> [WRITTEN INSTRUCTION]:
All lines below must be repeated exactly, with the pictures omitted.
═══
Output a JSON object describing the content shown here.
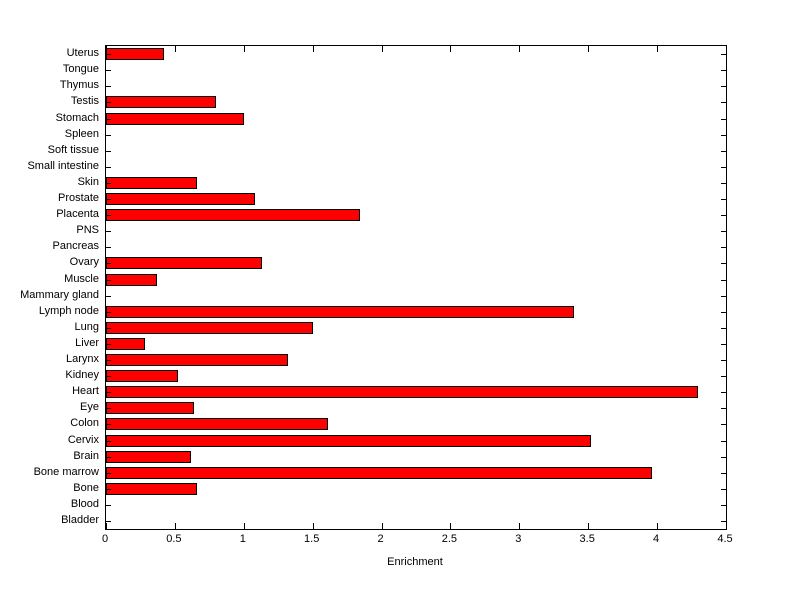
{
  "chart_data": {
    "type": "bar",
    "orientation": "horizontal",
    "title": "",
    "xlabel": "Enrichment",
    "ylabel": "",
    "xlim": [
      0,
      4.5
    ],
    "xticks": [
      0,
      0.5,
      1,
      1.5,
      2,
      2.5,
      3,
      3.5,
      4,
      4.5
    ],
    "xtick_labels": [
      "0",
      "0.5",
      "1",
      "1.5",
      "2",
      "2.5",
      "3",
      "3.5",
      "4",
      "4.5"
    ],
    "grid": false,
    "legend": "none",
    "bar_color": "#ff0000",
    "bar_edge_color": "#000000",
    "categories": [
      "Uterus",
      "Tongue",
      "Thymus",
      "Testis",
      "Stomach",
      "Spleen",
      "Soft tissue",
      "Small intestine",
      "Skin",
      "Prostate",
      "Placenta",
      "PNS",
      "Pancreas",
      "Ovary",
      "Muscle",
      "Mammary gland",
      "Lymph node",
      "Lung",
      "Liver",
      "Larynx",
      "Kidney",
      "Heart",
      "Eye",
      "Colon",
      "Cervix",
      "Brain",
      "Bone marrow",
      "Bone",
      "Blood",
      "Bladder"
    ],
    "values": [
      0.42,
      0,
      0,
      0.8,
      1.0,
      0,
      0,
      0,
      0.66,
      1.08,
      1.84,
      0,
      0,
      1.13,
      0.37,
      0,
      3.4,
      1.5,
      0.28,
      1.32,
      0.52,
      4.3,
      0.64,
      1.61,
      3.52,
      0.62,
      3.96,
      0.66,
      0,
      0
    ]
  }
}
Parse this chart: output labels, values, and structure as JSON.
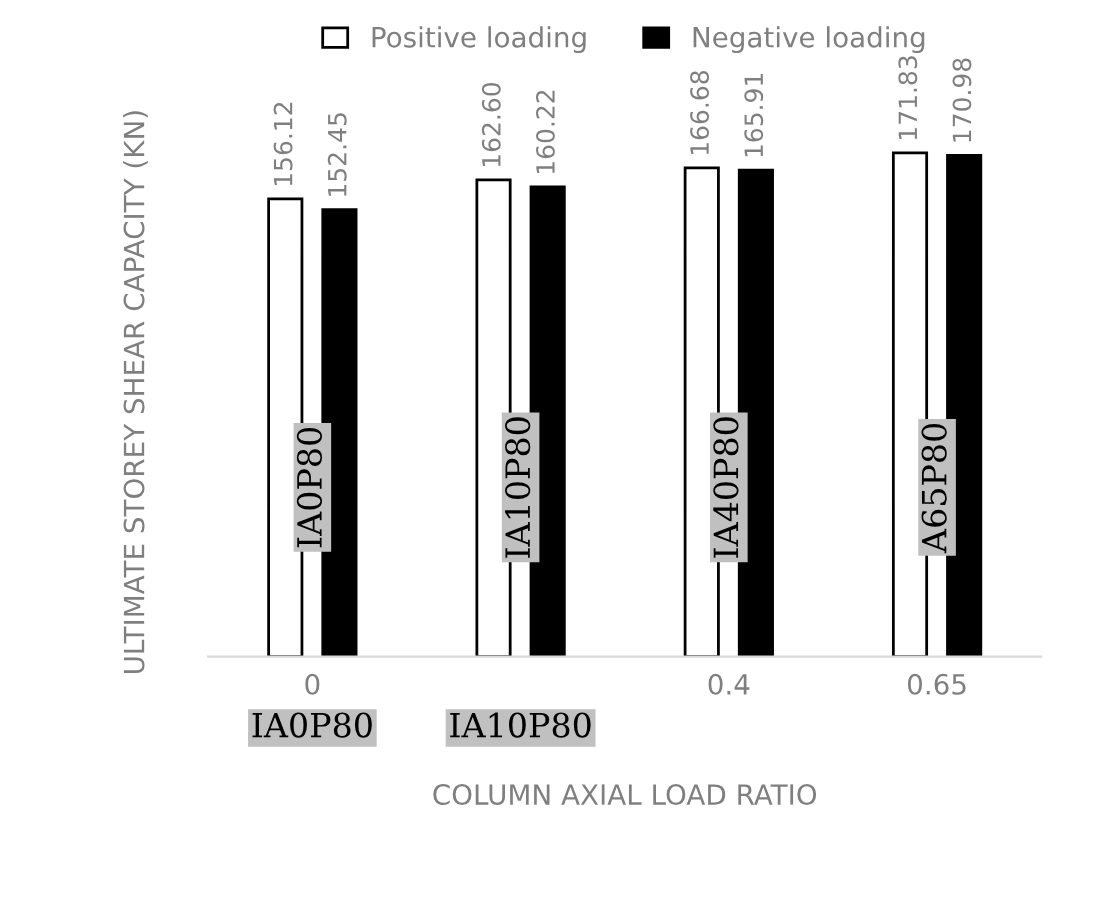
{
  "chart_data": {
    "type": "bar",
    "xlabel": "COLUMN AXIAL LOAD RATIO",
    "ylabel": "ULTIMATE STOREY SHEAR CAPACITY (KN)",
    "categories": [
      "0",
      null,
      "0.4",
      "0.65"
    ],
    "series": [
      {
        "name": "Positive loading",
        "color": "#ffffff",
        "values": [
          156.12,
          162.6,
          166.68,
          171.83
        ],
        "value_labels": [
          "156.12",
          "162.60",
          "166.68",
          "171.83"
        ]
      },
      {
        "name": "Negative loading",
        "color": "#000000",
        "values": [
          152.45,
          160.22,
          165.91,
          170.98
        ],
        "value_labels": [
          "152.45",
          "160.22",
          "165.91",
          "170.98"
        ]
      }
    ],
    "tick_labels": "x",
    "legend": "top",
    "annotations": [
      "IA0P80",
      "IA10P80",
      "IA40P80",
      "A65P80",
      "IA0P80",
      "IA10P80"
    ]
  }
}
═══
> [FINISHED TASK]:
Output a JSON object describing the content shown here.
{
  "chart_data": {
    "type": "bar",
    "orientation": "horizontal",
    "title": "",
    "xlabel": "Enrichment",
    "ylabel": "",
    "xlim": [
      0,
      4.5
    ],
    "xticks": [
      0,
      0.5,
      1,
      1.5,
      2,
      2.5,
      3,
      3.5,
      4,
      4.5
    ],
    "xtick_labels": [
      "0",
      "0.5",
      "1",
      "1.5",
      "2",
      "2.5",
      "3",
      "3.5",
      "4",
      "4.5"
    ],
    "grid": false,
    "legend": "none",
    "bar_color": "#ff0000",
    "bar_edge_color": "#000000",
    "categories": [
      "Uterus",
      "Tongue",
      "Thymus",
      "Testis",
      "Stomach",
      "Spleen",
      "Soft tissue",
      "Small intestine",
      "Skin",
      "Prostate",
      "Placenta",
      "PNS",
      "Pancreas",
      "Ovary",
      "Muscle",
      "Mammary gland",
      "Lymph node",
      "Lung",
      "Liver",
      "Larynx",
      "Kidney",
      "Heart",
      "Eye",
      "Colon",
      "Cervix",
      "Brain",
      "Bone marrow",
      "Bone",
      "Blood",
      "Bladder"
    ],
    "values": [
      0.42,
      0,
      0,
      0.8,
      1.0,
      0,
      0,
      0,
      0.66,
      1.08,
      1.84,
      0,
      0,
      1.13,
      0.37,
      0,
      3.4,
      1.5,
      0.28,
      1.32,
      0.52,
      4.3,
      0.64,
      1.61,
      3.52,
      0.62,
      3.96,
      0.66,
      0,
      0
    ]
  }
}
Parse this chart: output labels, values, and structure as JSON.
{
  "chart_data": {
    "type": "bar",
    "xlabel": "COLUMN AXIAL LOAD RATIO",
    "ylabel": "ULTIMATE STOREY SHEAR CAPACITY (KN)",
    "categories": [
      "0",
      null,
      "0.4",
      "0.65"
    ],
    "series": [
      {
        "name": "Positive loading",
        "color": "#ffffff",
        "values": [
          156.12,
          162.6,
          166.68,
          171.83
        ],
        "value_labels": [
          "156.12",
          "162.60",
          "166.68",
          "171.83"
        ]
      },
      {
        "name": "Negative loading",
        "color": "#000000",
        "values": [
          152.45,
          160.22,
          165.91,
          170.98
        ],
        "value_labels": [
          "152.45",
          "160.22",
          "165.91",
          "170.98"
        ]
      }
    ],
    "tick_labels": "x",
    "legend": "top",
    "annotations": [
      "IA0P80",
      "IA10P80",
      "IA40P80",
      "A65P80",
      "IA0P80",
      "IA10P80"
    ]
  }
}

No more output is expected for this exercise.